**Required task**
Answer with one number only: the number of lines that contain "electoral".

=== Material ===

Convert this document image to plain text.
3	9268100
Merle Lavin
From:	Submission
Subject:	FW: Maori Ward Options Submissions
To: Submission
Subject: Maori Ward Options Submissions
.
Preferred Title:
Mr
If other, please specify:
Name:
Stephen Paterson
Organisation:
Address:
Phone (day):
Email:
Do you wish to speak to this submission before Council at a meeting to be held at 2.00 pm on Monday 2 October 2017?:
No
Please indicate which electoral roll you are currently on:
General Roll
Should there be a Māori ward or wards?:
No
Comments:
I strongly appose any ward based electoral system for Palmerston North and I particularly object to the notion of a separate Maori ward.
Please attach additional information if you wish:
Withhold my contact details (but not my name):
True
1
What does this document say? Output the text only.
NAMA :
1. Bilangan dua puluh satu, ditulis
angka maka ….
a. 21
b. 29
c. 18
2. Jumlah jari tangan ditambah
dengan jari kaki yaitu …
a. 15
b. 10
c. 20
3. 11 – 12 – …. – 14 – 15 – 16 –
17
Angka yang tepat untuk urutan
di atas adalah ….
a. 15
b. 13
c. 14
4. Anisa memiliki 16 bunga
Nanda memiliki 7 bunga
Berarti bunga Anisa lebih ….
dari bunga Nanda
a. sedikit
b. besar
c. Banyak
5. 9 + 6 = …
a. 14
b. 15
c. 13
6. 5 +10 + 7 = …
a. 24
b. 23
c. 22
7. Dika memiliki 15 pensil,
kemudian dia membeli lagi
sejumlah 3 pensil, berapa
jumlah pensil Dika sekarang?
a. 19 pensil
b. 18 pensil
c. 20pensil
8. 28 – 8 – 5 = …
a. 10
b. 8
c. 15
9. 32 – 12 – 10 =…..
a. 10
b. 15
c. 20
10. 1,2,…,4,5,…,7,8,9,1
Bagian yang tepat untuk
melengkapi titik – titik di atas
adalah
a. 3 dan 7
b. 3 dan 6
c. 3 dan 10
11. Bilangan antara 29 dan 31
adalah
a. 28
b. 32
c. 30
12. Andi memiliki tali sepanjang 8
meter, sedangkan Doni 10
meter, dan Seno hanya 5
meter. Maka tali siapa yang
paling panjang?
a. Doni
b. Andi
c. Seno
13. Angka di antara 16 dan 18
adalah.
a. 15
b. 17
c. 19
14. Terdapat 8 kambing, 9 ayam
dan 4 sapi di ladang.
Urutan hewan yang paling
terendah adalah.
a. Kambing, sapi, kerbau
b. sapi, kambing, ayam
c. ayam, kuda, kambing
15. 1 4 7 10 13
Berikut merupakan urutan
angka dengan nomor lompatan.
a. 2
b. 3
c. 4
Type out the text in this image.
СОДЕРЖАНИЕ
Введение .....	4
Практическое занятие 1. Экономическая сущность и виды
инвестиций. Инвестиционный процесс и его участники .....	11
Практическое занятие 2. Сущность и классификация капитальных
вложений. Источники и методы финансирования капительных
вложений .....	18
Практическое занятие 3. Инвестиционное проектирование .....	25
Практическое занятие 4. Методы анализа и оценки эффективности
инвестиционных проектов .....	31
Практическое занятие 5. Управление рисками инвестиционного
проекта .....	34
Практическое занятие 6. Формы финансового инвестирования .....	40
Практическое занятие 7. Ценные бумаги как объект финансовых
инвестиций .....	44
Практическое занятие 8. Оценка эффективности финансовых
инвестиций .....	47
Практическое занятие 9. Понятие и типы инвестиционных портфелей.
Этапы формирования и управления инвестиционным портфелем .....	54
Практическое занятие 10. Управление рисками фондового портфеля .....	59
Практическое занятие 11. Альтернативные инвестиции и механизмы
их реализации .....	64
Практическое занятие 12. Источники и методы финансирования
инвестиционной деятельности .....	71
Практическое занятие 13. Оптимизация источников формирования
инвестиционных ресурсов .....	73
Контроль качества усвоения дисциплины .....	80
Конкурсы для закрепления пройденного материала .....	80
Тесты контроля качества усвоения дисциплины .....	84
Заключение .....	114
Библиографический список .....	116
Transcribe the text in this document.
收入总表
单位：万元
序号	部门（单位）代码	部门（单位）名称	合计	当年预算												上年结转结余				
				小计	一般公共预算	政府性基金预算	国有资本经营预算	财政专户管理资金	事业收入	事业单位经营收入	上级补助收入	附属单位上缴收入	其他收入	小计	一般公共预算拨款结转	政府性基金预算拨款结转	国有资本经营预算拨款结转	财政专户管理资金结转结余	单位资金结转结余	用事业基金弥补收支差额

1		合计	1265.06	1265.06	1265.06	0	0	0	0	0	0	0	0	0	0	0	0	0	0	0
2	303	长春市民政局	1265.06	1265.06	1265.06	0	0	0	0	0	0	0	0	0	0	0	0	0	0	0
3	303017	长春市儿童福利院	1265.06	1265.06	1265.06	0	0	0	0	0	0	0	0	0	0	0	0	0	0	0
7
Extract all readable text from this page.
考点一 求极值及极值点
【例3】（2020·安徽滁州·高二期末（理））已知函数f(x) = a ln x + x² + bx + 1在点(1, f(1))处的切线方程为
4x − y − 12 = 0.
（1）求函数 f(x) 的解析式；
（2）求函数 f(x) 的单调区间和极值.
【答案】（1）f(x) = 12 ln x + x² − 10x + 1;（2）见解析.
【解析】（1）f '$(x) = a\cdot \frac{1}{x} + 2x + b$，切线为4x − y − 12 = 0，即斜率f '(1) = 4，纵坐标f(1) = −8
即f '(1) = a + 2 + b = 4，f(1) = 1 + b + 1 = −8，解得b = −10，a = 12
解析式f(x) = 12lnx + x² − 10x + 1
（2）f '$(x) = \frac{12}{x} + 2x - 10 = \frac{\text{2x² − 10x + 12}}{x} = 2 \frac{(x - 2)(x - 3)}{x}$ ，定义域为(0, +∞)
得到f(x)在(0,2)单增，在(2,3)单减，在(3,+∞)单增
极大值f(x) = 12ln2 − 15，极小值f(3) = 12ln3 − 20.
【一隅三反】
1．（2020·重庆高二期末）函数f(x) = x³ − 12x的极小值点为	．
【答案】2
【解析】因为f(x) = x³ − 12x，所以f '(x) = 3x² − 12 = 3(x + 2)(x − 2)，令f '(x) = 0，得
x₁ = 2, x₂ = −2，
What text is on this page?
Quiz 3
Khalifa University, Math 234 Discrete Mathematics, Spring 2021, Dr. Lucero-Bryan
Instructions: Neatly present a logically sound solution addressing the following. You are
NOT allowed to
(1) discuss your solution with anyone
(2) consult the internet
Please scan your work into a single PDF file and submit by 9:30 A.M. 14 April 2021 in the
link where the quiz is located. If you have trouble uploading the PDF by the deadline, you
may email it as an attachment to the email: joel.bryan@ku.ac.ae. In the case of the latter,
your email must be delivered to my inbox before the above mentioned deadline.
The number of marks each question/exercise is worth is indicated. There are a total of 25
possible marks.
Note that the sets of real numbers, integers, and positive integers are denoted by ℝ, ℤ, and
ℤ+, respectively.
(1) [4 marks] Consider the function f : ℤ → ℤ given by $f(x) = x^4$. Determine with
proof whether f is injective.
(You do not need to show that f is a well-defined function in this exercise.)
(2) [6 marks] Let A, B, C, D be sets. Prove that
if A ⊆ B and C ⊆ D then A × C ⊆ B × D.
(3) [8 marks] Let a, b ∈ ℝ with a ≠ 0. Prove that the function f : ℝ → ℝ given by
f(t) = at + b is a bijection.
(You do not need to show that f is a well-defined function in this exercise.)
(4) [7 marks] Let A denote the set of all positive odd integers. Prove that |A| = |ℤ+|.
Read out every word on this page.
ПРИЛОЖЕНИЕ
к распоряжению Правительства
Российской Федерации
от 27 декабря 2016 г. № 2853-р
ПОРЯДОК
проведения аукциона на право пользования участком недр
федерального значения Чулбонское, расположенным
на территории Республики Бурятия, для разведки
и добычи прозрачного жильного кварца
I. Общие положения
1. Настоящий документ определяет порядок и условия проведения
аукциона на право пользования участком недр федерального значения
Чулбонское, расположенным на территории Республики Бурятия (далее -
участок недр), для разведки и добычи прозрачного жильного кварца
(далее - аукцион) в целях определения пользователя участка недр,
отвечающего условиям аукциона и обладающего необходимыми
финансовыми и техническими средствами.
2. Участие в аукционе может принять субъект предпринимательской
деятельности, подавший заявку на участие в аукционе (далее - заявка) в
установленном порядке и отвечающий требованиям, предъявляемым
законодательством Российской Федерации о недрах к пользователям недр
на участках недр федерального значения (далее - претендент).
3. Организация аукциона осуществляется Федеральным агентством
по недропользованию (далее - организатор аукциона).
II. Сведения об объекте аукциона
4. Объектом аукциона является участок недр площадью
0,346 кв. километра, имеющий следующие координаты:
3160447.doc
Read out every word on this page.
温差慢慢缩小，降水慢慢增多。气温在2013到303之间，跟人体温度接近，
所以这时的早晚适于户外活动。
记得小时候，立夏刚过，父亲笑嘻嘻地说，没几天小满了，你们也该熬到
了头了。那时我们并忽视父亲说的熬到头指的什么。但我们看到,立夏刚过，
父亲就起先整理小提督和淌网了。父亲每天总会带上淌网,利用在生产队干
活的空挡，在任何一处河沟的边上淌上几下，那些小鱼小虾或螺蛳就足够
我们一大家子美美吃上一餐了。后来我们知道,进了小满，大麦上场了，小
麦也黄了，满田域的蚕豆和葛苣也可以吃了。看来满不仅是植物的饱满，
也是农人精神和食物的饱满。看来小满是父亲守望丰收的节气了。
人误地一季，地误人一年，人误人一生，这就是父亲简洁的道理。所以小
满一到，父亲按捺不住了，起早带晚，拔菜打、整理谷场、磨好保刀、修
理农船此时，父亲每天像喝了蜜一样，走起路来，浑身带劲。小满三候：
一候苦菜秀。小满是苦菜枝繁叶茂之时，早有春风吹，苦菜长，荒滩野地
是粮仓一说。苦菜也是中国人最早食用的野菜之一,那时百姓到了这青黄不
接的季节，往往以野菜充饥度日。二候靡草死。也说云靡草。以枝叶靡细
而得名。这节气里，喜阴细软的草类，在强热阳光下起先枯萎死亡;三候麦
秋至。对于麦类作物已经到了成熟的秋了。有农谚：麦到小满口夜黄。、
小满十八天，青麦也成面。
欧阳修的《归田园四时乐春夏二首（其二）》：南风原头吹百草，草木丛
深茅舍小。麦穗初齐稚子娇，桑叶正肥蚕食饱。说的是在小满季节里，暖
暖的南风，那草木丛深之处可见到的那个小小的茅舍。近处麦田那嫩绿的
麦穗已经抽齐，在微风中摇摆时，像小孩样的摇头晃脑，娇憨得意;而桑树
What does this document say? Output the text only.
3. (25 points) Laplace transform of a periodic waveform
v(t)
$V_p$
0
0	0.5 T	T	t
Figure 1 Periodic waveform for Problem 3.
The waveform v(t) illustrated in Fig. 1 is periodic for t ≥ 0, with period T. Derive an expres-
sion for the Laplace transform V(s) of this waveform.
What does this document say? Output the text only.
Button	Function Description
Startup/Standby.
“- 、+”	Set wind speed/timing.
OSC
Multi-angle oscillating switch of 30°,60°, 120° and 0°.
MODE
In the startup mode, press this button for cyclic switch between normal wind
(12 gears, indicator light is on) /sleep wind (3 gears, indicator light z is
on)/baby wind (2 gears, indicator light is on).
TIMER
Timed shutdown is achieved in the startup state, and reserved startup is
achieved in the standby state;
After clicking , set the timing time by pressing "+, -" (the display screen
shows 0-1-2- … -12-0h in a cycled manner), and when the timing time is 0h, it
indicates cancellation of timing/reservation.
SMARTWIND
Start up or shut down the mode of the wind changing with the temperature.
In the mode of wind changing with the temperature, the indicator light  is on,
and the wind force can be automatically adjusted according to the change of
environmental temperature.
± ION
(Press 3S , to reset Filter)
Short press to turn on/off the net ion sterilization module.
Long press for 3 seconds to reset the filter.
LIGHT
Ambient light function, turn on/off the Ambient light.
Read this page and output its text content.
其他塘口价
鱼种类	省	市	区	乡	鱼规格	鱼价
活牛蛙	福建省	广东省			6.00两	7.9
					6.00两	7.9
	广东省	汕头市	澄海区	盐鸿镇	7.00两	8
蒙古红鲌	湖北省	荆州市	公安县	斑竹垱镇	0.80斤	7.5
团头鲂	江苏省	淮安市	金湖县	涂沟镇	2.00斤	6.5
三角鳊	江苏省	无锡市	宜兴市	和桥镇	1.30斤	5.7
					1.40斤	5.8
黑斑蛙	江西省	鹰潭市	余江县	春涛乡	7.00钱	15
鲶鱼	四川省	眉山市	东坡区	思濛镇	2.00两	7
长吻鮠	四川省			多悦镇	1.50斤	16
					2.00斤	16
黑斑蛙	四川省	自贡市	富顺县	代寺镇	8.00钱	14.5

===

**Reply**
2